• _PROBLEM DESCRIPTION_
Where a line of the listing below includes the word "Ajax", reproduce that line.
- - -
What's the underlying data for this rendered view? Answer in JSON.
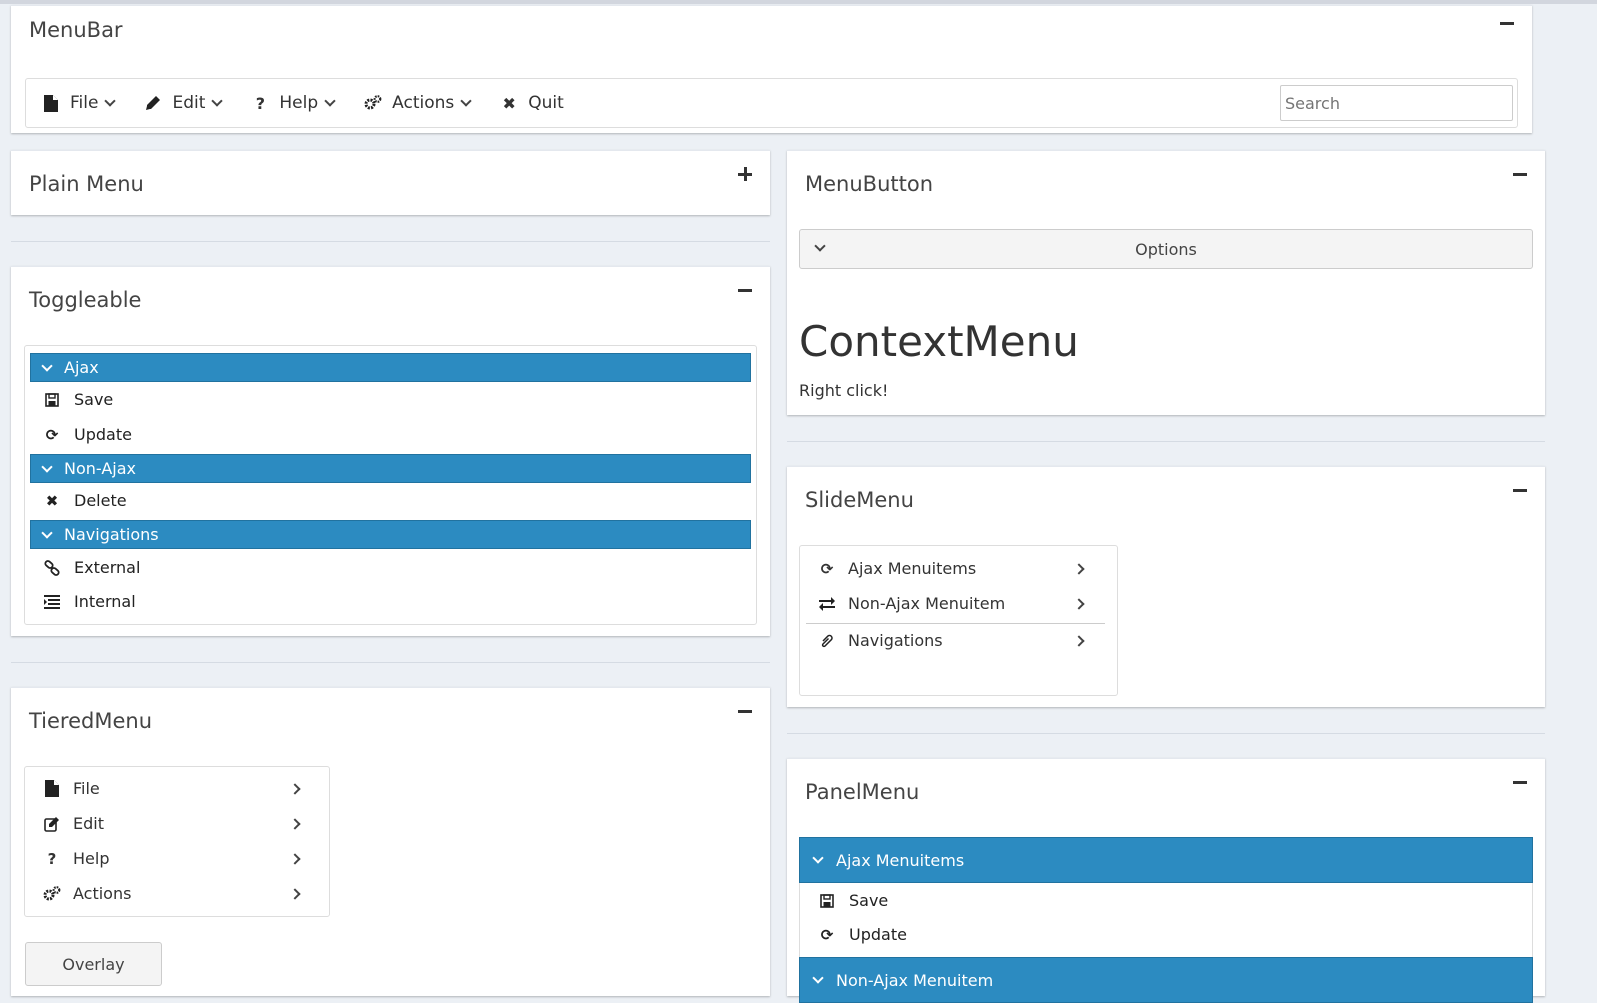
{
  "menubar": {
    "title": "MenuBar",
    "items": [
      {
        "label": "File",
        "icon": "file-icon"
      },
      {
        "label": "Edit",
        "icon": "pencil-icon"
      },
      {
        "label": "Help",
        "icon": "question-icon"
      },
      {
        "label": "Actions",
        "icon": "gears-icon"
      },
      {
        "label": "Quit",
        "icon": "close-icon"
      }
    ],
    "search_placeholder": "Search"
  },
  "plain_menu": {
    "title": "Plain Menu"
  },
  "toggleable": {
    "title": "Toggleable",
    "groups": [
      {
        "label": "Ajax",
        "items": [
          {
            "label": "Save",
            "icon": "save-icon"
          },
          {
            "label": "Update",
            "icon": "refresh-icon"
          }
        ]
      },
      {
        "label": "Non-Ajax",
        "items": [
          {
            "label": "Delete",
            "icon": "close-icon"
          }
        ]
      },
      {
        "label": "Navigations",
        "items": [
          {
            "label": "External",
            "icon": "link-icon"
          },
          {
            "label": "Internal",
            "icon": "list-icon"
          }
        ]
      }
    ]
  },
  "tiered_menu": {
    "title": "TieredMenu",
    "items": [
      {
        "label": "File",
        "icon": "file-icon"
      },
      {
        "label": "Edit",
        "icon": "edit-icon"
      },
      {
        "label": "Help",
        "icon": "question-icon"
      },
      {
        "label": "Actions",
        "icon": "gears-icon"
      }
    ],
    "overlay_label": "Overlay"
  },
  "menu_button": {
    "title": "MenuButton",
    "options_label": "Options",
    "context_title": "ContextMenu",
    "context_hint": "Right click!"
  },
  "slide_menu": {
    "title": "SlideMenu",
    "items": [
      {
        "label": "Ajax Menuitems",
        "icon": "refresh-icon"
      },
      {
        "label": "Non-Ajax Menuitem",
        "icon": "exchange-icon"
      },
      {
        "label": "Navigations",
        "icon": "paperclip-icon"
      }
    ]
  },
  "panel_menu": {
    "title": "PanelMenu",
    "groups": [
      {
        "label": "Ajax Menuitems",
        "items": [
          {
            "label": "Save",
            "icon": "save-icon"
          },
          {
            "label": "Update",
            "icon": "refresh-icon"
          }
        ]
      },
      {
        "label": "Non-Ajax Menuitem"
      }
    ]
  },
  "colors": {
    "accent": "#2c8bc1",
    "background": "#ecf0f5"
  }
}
- - -
• _EXPECTED ANSWER_
        "label": "Ajax",
        "label": "Non-Ajax",
        "label": "Ajax Menuitems",
        "label": "Non-Ajax Menuitem",
        "label": "Ajax Menuitems",
        "label": "Non-Ajax Menuitem"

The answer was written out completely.